Return the material word for word. Do not include pictures.

## RECORD SET
-- BEGIN --
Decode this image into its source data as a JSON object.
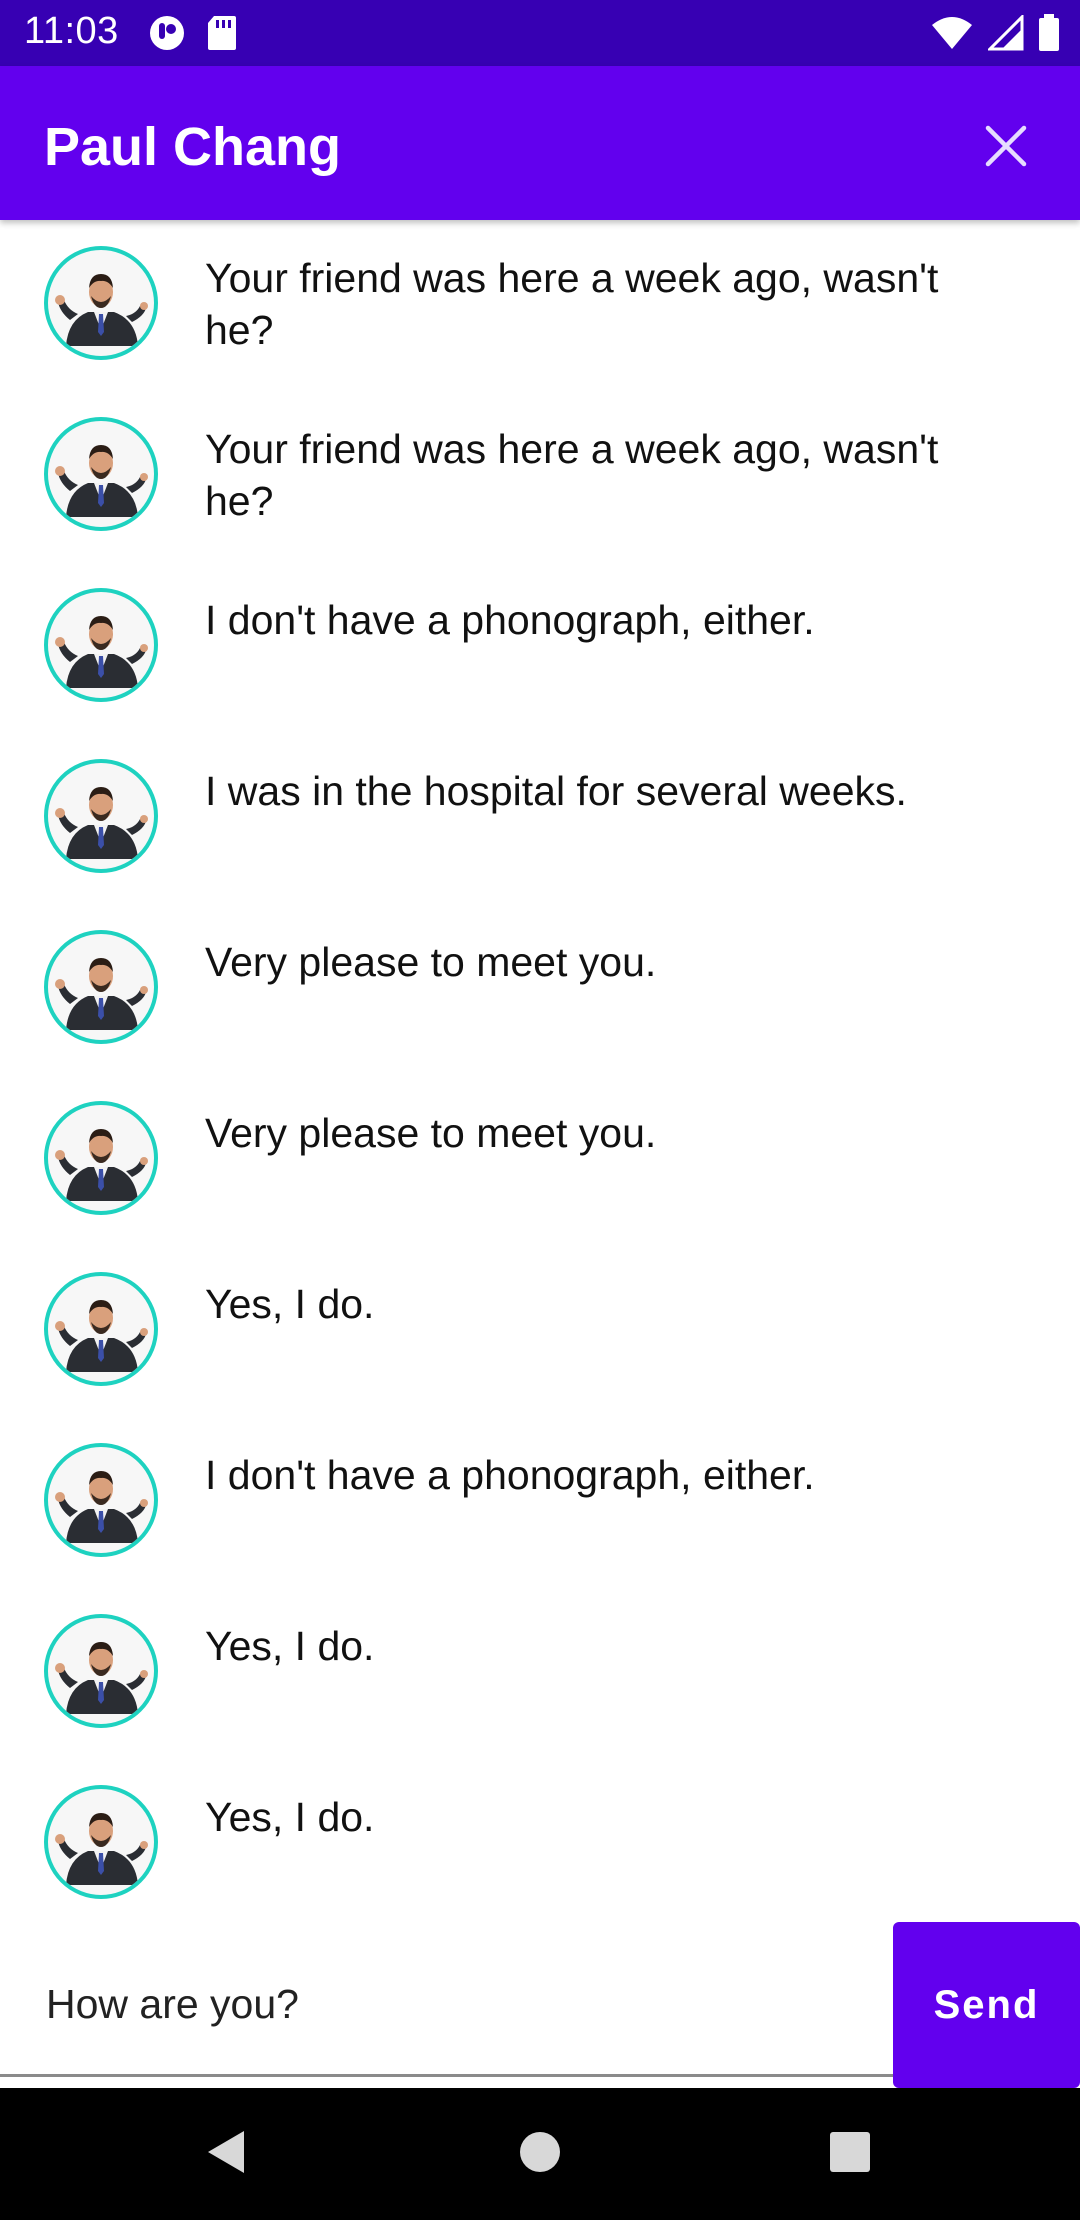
{
  "status_bar": {
    "time": "11:03",
    "left_icons": [
      "notification-app-icon",
      "sd-card-icon"
    ],
    "right_icons": [
      "wifi-icon",
      "signal-icon",
      "battery-icon"
    ]
  },
  "app_bar": {
    "title": "Paul Chang",
    "close_icon": "close-icon",
    "color": "#6200EE"
  },
  "messages": [
    {
      "text": "Your friend was here a week ago, wasn't he?"
    },
    {
      "text": "Your friend was here a week ago, wasn't he?"
    },
    {
      "text": "I don't have a phonograph, either."
    },
    {
      "text": "I was in the hospital for several weeks."
    },
    {
      "text": "Very please to meet you."
    },
    {
      "text": "Very please to meet you."
    },
    {
      "text": "Yes, I do."
    },
    {
      "text": "I don't have a phonograph, either."
    },
    {
      "text": "Yes, I do."
    },
    {
      "text": "Yes, I do."
    }
  ],
  "composer": {
    "value": "How are you?",
    "send_label": "Send"
  },
  "nav_bar": {
    "icons": [
      "back-icon",
      "home-icon",
      "recents-icon"
    ]
  },
  "colors": {
    "primary": "#6200EE",
    "status_bar": "#3700B3",
    "avatar_ring": "#1ed2c0"
  }
}
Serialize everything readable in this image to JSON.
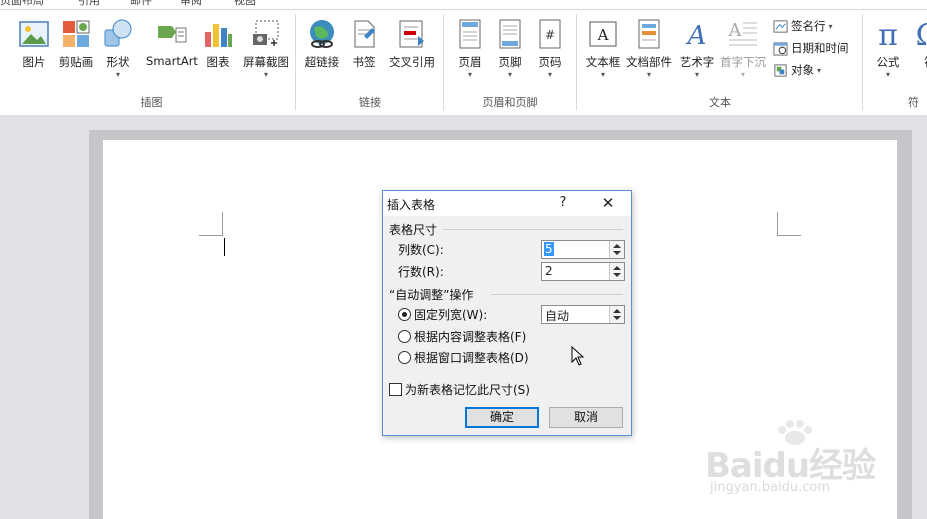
{
  "top_tabs": [
    "页面布局",
    "引用",
    "邮件",
    "审阅",
    "视图"
  ],
  "ribbon": {
    "groups": [
      {
        "label": "插图",
        "buttons": [
          {
            "label": "图片",
            "icon": "picture-icon"
          },
          {
            "label": "剪贴画",
            "icon": "clipart-icon"
          },
          {
            "label": "形状",
            "icon": "shapes-icon"
          },
          {
            "label": "SmartArt",
            "icon": "smartart-icon"
          },
          {
            "label": "图表",
            "icon": "chart-icon"
          },
          {
            "label": "屏幕截图",
            "icon": "screenshot-icon"
          }
        ]
      },
      {
        "label": "链接",
        "buttons": [
          {
            "label": "超链接",
            "icon": "hyperlink-icon"
          },
          {
            "label": "书签",
            "icon": "bookmark-icon"
          },
          {
            "label": "交叉引用",
            "icon": "cross-reference-icon"
          }
        ]
      },
      {
        "label": "页眉和页脚",
        "buttons": [
          {
            "label": "页眉",
            "icon": "header-icon"
          },
          {
            "label": "页脚",
            "icon": "footer-icon"
          },
          {
            "label": "页码",
            "icon": "page-number-icon"
          }
        ]
      },
      {
        "label": "文本",
        "buttons": [
          {
            "label": "文本框",
            "icon": "textbox-icon"
          },
          {
            "label": "文档部件",
            "icon": "quick-parts-icon"
          },
          {
            "label": "艺术字",
            "icon": "wordart-icon"
          },
          {
            "label": "首字下沉",
            "icon": "dropcap-icon"
          }
        ],
        "small": [
          {
            "label": "签名行",
            "icon": "signature-line-icon"
          },
          {
            "label": "日期和时间",
            "icon": "date-time-icon"
          },
          {
            "label": "对象",
            "icon": "object-icon"
          }
        ]
      },
      {
        "label": "符",
        "buttons": [
          {
            "label": "公式",
            "icon": "equation-icon"
          },
          {
            "label": "符",
            "icon": "symbol-icon"
          }
        ]
      }
    ]
  },
  "dialog": {
    "title": "插入表格",
    "help": "?",
    "close": "✕",
    "table_size": {
      "title": "表格尺寸",
      "columns_label": "列数(C):",
      "columns_value": "5",
      "rows_label": "行数(R):",
      "rows_value": "2"
    },
    "autofit": {
      "title": "“自动调整”操作",
      "fixed_label": "固定列宽(W):",
      "fixed_value": "自动",
      "content_label": "根据内容调整表格(F)",
      "window_label": "根据窗口调整表格(D)",
      "selected": "fixed"
    },
    "remember_label": "为新表格记忆此尺寸(S)",
    "remember_checked": false,
    "ok_label": "确定",
    "cancel_label": "取消"
  },
  "watermark": {
    "logo": "Baidu经验",
    "url": "jingyan.baidu.com"
  }
}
-- END --
## COMPLETED EXERCISE
Decode this image into its source data as a JSON object.
{
  "status_bar": {
    "time": "11:03",
    "left_icons": [
      "notification-app-icon",
      "sd-card-icon"
    ],
    "right_icons": [
      "wifi-icon",
      "signal-icon",
      "battery-icon"
    ]
  },
  "app_bar": {
    "title": "Paul Chang",
    "close_icon": "close-icon",
    "color": "#6200EE"
  },
  "messages": [
    {
      "text": "Your friend was here a week ago, wasn't he?"
    },
    {
      "text": "Your friend was here a week ago, wasn't he?"
    },
    {
      "text": "I don't have a phonograph, either."
    },
    {
      "text": "I was in the hospital for several weeks."
    },
    {
      "text": "Very please to meet you."
    },
    {
      "text": "Very please to meet you."
    },
    {
      "text": "Yes, I do."
    },
    {
      "text": "I don't have a phonograph, either."
    },
    {
      "text": "Yes, I do."
    },
    {
      "text": "Yes, I do."
    }
  ],
  "composer": {
    "value": "How are you?",
    "send_label": "Send"
  },
  "nav_bar": {
    "icons": [
      "back-icon",
      "home-icon",
      "recents-icon"
    ]
  },
  "colors": {
    "primary": "#6200EE",
    "status_bar": "#3700B3",
    "avatar_ring": "#1ed2c0"
  }
}
Serialize everything readable in this image to JSON.
{
  "top_tabs": [
    "页面布局",
    "引用",
    "邮件",
    "审阅",
    "视图"
  ],
  "ribbon": {
    "groups": [
      {
        "label": "插图",
        "buttons": [
          {
            "label": "图片",
            "icon": "picture-icon"
          },
          {
            "label": "剪贴画",
            "icon": "clipart-icon"
          },
          {
            "label": "形状",
            "icon": "shapes-icon"
          },
          {
            "label": "SmartArt",
            "icon": "smartart-icon"
          },
          {
            "label": "图表",
            "icon": "chart-icon"
          },
          {
            "label": "屏幕截图",
            "icon": "screenshot-icon"
          }
        ]
      },
      {
        "label": "链接",
        "buttons": [
          {
            "label": "超链接",
            "icon": "hyperlink-icon"
          },
          {
            "label": "书签",
            "icon": "bookmark-icon"
          },
          {
            "label": "交叉引用",
            "icon": "cross-reference-icon"
          }
        ]
      },
      {
        "label": "页眉和页脚",
        "buttons": [
          {
            "label": "页眉",
            "icon": "header-icon"
          },
          {
            "label": "页脚",
            "icon": "footer-icon"
          },
          {
            "label": "页码",
            "icon": "page-number-icon"
          }
        ]
      },
      {
        "label": "文本",
        "buttons": [
          {
            "label": "文本框",
            "icon": "textbox-icon"
          },
          {
            "label": "文档部件",
            "icon": "quick-parts-icon"
          },
          {
            "label": "艺术字",
            "icon": "wordart-icon"
          },
          {
            "label": "首字下沉",
            "icon": "dropcap-icon"
          }
        ],
        "small": [
          {
            "label": "签名行",
            "icon": "signature-line-icon"
          },
          {
            "label": "日期和时间",
            "icon": "date-time-icon"
          },
          {
            "label": "对象",
            "icon": "object-icon"
          }
        ]
      },
      {
        "label": "符",
        "buttons": [
          {
            "label": "公式",
            "icon": "equation-icon"
          },
          {
            "label": "符",
            "icon": "symbol-icon"
          }
        ]
      }
    ]
  },
  "dialog": {
    "title": "插入表格",
    "help": "?",
    "close": "✕",
    "table_size": {
      "title": "表格尺寸",
      "columns_label": "列数(C):",
      "columns_value": "5",
      "rows_label": "行数(R):",
      "rows_value": "2"
    },
    "autofit": {
      "title": "“自动调整”操作",
      "fixed_label": "固定列宽(W):",
      "fixed_value": "自动",
      "content_label": "根据内容调整表格(F)",
      "window_label": "根据窗口调整表格(D)",
      "selected": "fixed"
    },
    "remember_label": "为新表格记忆此尺寸(S)",
    "remember_checked": false,
    "ok_label": "确定",
    "cancel_label": "取消"
  },
  "watermark": {
    "logo": "Baidu经验",
    "url": "jingyan.baidu.com"
  }
}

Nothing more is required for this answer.